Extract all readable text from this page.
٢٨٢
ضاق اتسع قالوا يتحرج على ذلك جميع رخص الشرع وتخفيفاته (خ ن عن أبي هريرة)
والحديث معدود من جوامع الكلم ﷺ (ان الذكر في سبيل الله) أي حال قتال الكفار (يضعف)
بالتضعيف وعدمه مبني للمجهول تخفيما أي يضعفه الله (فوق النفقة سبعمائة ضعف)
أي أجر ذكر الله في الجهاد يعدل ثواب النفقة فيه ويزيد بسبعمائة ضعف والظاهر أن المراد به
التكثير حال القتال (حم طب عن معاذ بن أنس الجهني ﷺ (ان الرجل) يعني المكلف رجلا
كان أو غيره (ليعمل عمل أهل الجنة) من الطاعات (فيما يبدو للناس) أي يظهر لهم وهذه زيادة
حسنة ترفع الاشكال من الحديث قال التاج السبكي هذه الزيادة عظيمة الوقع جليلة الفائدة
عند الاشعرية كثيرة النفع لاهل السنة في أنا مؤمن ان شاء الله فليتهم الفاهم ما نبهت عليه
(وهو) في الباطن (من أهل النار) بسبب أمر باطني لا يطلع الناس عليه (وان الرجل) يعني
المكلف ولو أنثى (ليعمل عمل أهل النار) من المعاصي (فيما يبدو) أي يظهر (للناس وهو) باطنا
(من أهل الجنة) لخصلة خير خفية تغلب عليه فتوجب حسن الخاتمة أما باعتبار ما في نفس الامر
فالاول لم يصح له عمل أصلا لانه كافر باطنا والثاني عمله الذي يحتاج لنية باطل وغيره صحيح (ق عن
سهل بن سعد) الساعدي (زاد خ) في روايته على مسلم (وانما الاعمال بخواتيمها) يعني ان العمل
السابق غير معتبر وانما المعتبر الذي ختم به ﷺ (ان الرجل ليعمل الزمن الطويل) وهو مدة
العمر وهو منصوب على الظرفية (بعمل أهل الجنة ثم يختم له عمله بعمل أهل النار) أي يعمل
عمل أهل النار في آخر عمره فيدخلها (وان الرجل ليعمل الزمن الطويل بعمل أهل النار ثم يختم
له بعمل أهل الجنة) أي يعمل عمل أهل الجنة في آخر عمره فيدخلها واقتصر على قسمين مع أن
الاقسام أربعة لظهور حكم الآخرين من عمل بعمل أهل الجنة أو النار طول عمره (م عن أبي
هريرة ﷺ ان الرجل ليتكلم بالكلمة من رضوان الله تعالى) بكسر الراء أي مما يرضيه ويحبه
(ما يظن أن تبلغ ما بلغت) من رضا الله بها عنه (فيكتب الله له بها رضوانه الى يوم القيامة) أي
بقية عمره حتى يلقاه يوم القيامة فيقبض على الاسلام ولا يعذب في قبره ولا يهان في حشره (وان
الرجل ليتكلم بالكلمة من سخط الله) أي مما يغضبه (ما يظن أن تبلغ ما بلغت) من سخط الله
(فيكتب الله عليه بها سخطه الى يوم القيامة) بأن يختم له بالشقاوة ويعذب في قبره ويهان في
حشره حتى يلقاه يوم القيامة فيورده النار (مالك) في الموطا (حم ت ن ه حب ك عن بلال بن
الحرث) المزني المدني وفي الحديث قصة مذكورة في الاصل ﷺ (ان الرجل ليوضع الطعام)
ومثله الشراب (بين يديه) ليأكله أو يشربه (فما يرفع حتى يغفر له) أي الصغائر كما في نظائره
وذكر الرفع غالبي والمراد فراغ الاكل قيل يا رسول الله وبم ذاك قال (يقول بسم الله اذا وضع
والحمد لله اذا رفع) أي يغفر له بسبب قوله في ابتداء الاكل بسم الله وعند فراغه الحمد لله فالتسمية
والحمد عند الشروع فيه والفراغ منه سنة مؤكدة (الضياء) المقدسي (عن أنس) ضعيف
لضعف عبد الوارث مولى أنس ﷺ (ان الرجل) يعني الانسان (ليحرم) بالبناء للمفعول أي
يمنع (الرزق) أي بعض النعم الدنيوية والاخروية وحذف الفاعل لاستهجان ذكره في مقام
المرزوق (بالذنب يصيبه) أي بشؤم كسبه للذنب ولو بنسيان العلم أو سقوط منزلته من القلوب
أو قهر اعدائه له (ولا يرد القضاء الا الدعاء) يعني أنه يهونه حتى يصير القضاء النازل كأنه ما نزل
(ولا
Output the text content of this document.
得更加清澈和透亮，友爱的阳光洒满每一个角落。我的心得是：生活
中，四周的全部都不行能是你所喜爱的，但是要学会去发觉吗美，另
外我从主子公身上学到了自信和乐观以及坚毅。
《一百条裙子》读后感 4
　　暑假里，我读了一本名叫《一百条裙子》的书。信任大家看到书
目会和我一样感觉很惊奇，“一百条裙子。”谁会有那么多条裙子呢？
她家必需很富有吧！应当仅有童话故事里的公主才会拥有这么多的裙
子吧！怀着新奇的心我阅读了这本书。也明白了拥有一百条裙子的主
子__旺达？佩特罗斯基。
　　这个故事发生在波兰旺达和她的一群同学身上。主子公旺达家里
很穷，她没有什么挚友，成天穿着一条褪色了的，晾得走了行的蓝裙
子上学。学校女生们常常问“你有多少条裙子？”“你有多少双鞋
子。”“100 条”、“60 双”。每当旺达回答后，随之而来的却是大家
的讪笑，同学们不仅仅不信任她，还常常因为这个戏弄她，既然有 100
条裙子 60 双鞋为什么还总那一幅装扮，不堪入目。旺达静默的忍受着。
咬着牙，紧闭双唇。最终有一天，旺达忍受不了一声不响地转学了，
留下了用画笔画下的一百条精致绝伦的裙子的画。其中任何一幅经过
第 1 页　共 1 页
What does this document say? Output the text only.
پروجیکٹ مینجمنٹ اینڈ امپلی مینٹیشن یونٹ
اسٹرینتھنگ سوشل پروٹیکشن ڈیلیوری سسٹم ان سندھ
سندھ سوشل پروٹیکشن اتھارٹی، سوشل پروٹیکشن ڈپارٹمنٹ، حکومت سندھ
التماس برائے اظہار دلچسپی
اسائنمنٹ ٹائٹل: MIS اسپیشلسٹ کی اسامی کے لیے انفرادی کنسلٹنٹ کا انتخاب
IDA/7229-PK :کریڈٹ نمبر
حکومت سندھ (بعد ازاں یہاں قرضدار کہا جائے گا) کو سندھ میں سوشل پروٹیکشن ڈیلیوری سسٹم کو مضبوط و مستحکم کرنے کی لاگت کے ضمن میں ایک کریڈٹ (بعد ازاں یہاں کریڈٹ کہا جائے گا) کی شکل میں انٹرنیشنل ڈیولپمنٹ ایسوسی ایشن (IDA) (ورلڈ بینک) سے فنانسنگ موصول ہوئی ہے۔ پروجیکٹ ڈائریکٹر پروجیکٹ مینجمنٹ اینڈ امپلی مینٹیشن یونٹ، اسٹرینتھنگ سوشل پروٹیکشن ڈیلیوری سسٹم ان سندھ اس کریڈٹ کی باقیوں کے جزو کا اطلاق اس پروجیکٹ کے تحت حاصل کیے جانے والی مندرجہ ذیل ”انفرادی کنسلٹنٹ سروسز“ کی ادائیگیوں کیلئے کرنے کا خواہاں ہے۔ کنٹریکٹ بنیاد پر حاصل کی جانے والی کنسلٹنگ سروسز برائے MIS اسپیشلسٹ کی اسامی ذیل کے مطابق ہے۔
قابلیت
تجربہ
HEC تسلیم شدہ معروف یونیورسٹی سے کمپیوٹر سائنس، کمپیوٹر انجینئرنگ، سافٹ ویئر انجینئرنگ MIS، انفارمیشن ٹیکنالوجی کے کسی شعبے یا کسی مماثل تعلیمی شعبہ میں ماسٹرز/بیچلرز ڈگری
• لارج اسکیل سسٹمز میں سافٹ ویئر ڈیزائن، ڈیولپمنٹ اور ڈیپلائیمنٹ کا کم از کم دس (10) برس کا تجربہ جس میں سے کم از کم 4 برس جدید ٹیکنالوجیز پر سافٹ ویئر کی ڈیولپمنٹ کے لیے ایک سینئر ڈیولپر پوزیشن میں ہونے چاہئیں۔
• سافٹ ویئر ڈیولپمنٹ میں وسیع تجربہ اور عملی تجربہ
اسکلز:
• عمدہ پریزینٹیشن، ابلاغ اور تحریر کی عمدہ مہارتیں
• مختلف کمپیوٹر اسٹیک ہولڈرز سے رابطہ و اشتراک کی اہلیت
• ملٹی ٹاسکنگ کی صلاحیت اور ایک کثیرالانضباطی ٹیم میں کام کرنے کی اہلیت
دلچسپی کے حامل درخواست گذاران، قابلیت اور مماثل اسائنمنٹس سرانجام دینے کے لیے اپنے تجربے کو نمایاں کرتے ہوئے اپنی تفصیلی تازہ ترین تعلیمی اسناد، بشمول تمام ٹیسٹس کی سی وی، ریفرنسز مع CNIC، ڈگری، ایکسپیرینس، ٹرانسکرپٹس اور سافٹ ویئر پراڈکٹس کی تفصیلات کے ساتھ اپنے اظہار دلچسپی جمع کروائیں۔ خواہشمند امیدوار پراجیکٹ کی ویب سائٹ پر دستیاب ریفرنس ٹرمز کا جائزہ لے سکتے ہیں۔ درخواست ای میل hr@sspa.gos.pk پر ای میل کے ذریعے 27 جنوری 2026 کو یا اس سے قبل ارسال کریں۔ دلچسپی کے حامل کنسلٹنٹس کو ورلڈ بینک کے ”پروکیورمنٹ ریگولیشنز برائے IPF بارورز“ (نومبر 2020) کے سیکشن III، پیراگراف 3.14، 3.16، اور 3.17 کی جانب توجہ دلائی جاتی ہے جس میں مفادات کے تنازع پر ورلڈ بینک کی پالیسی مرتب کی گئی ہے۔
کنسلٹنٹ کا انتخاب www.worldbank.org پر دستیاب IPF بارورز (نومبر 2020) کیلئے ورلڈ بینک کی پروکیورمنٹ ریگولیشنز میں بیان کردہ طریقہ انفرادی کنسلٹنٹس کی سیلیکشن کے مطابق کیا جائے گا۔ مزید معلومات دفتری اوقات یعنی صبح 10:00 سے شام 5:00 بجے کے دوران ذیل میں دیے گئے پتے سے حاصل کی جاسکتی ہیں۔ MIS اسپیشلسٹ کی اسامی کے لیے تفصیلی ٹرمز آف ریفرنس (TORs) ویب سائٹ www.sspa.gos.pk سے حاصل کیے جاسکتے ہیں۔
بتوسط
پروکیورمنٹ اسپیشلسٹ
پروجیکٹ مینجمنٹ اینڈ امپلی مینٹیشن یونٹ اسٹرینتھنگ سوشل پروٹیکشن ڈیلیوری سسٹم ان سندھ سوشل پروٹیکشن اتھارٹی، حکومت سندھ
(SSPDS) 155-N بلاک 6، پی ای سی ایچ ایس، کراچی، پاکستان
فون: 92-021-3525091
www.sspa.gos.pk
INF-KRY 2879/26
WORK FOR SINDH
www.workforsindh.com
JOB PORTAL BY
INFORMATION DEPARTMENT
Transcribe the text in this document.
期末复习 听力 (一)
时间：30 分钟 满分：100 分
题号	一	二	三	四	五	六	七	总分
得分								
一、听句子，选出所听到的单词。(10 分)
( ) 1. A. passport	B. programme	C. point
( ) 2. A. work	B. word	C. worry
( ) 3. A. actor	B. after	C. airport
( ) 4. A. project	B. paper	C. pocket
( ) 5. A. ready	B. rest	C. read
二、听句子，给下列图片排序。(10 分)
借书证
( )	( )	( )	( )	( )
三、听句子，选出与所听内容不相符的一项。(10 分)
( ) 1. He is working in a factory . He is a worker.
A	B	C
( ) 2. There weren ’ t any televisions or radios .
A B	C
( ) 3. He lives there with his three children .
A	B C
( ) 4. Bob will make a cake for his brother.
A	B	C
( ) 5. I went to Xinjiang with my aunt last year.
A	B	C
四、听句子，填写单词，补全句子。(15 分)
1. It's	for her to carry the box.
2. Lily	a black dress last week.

================

## Your instructions
Please list every line of the records that contains "الاكل".

## Solution for this exercise
وذكر الرفع غالبي والمراد فراغ الاكل قيل يا رسول الله وبم ذاك قال (يقول بسم الله اذا وضع
والحمد لله اذا رفع) أي يغفر له بسبب قوله في ابتداء الاكل بسم الله وعند فراغه الحمد لله فالتسمية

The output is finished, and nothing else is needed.